* Set exercise: Tally the lines that include "krak". Output the number only.

* Dataset excerpt:
— start —
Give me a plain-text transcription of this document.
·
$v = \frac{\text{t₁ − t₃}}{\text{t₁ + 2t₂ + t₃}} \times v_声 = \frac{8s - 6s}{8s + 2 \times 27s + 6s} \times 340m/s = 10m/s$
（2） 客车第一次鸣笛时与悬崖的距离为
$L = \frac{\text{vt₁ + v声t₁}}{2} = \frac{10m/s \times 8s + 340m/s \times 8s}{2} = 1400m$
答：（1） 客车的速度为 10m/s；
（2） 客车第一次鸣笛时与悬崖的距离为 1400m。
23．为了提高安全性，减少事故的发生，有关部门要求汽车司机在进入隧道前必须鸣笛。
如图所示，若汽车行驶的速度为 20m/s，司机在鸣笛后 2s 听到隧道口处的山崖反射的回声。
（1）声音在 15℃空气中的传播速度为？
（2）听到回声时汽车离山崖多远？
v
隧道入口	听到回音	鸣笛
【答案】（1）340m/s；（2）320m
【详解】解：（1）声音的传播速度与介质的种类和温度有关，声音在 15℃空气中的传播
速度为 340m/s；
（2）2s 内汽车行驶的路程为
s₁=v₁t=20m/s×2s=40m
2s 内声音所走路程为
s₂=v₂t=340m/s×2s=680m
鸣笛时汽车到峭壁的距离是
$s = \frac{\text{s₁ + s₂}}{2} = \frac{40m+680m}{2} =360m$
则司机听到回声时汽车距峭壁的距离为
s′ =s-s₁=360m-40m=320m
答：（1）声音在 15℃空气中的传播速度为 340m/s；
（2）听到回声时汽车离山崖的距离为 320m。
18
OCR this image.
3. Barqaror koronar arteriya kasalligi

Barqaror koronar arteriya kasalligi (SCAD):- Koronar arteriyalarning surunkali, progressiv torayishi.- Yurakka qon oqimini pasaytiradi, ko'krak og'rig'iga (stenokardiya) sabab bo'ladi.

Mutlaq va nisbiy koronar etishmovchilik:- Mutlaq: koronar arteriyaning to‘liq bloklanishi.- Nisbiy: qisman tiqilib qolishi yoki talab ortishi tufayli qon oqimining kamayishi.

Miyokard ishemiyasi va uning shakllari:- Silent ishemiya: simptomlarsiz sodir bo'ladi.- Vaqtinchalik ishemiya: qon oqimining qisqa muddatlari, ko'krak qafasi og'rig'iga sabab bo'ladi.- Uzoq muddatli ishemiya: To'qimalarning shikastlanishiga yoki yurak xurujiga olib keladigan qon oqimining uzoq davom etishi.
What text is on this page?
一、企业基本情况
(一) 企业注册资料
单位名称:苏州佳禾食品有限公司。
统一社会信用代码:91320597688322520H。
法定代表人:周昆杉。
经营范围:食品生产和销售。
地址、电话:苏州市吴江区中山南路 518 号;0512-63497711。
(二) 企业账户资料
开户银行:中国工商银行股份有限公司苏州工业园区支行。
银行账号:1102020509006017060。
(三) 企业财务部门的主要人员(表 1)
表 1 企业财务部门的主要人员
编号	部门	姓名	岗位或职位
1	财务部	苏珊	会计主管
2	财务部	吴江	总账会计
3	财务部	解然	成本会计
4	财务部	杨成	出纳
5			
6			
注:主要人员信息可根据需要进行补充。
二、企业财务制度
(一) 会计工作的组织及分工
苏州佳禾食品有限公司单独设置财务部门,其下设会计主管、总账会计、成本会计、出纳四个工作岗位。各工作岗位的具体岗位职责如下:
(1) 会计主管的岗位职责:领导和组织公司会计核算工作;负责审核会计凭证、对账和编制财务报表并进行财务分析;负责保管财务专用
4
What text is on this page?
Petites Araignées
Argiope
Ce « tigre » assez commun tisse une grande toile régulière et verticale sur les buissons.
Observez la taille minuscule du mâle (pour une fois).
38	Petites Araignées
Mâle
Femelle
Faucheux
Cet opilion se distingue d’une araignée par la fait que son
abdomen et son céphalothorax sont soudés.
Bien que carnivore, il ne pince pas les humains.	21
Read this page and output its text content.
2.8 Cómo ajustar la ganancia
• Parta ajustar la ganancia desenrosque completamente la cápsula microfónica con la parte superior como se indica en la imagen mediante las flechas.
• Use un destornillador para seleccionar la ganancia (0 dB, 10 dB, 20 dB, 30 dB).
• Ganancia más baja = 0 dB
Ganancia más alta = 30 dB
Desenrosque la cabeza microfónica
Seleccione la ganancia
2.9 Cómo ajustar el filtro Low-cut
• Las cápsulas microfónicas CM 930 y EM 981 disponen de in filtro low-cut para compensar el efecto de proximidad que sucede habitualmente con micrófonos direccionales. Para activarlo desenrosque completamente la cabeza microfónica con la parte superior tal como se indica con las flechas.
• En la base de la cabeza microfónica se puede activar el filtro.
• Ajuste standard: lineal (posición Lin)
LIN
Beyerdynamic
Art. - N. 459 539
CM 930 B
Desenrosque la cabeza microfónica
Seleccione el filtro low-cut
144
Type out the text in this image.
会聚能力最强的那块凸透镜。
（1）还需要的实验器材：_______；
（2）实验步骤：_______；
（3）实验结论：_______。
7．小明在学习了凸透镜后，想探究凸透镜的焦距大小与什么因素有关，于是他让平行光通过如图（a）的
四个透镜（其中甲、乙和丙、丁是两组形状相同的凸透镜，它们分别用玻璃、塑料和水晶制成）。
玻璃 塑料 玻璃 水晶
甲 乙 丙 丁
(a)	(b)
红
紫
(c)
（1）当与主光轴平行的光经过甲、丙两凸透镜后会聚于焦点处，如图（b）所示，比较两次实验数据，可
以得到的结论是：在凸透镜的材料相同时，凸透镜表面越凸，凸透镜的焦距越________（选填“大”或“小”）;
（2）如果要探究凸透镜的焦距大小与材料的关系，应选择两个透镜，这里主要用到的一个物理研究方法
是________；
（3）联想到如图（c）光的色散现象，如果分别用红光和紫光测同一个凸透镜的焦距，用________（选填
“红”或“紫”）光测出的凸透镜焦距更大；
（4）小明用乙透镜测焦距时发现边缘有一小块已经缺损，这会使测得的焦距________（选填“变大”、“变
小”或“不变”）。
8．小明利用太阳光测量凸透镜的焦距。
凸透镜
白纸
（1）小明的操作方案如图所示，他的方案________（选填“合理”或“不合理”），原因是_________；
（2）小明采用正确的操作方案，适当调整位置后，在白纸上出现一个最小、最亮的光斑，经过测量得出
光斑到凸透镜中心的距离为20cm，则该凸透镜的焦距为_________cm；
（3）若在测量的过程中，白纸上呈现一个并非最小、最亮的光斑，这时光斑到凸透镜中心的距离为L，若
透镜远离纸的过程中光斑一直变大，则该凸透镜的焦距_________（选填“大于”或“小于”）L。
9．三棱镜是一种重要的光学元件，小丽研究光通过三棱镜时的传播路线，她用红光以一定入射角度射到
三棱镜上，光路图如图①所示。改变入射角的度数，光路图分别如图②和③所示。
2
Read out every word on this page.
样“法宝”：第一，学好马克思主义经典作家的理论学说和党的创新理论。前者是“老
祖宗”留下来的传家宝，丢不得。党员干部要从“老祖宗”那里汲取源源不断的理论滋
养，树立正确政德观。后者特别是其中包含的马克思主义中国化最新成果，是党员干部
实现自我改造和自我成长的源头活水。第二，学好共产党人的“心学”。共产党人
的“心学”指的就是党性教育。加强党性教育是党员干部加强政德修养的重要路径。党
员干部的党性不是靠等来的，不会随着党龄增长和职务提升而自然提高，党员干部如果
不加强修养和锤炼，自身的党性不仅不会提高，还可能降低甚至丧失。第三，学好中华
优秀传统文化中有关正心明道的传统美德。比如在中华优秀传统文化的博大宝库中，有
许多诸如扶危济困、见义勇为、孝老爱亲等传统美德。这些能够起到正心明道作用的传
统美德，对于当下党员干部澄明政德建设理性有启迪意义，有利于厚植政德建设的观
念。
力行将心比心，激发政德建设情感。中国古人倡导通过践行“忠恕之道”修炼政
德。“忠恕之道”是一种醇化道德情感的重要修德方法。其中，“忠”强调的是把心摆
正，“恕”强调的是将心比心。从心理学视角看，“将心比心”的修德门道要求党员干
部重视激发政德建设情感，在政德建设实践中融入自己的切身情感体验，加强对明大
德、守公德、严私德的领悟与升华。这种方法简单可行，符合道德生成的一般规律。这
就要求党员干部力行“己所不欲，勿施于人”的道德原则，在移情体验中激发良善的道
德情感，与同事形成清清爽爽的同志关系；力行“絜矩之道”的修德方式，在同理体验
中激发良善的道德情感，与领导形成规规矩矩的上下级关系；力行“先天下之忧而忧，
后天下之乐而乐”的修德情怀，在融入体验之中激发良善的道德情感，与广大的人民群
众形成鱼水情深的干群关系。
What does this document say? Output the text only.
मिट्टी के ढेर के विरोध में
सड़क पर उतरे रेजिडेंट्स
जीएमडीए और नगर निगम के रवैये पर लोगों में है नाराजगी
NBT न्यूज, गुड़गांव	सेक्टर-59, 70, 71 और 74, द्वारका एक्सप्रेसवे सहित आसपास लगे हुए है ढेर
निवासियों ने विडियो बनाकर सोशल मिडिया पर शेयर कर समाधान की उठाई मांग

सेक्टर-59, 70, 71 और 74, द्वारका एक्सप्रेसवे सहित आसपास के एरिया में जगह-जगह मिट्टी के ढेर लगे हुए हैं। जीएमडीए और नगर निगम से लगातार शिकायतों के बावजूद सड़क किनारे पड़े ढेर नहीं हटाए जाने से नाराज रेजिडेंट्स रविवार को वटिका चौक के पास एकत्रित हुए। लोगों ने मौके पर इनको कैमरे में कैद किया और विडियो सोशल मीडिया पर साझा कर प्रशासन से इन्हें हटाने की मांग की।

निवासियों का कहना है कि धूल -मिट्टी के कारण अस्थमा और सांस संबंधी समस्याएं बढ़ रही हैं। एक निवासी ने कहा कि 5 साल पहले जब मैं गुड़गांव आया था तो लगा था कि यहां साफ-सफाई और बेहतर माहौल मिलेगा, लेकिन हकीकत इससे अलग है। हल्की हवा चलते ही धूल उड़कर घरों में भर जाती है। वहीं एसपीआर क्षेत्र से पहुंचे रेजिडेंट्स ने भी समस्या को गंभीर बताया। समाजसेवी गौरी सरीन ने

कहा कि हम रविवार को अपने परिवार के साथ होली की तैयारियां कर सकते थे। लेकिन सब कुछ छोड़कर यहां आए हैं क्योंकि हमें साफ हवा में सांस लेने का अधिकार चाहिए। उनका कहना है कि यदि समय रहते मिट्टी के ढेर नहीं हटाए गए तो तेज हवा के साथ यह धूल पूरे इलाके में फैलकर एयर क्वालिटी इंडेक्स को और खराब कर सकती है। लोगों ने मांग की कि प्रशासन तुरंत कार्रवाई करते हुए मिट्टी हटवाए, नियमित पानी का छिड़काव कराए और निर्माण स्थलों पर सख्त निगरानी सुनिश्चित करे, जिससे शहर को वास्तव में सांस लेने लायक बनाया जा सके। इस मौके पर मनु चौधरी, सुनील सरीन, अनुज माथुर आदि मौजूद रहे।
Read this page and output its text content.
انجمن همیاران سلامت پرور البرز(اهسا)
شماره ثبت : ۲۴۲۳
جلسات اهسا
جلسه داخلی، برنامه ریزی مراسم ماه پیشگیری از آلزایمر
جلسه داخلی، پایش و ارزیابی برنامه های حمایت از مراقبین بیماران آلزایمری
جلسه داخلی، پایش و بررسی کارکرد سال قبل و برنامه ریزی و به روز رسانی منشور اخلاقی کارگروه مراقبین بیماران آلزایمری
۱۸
— end —
* Expected answer: 2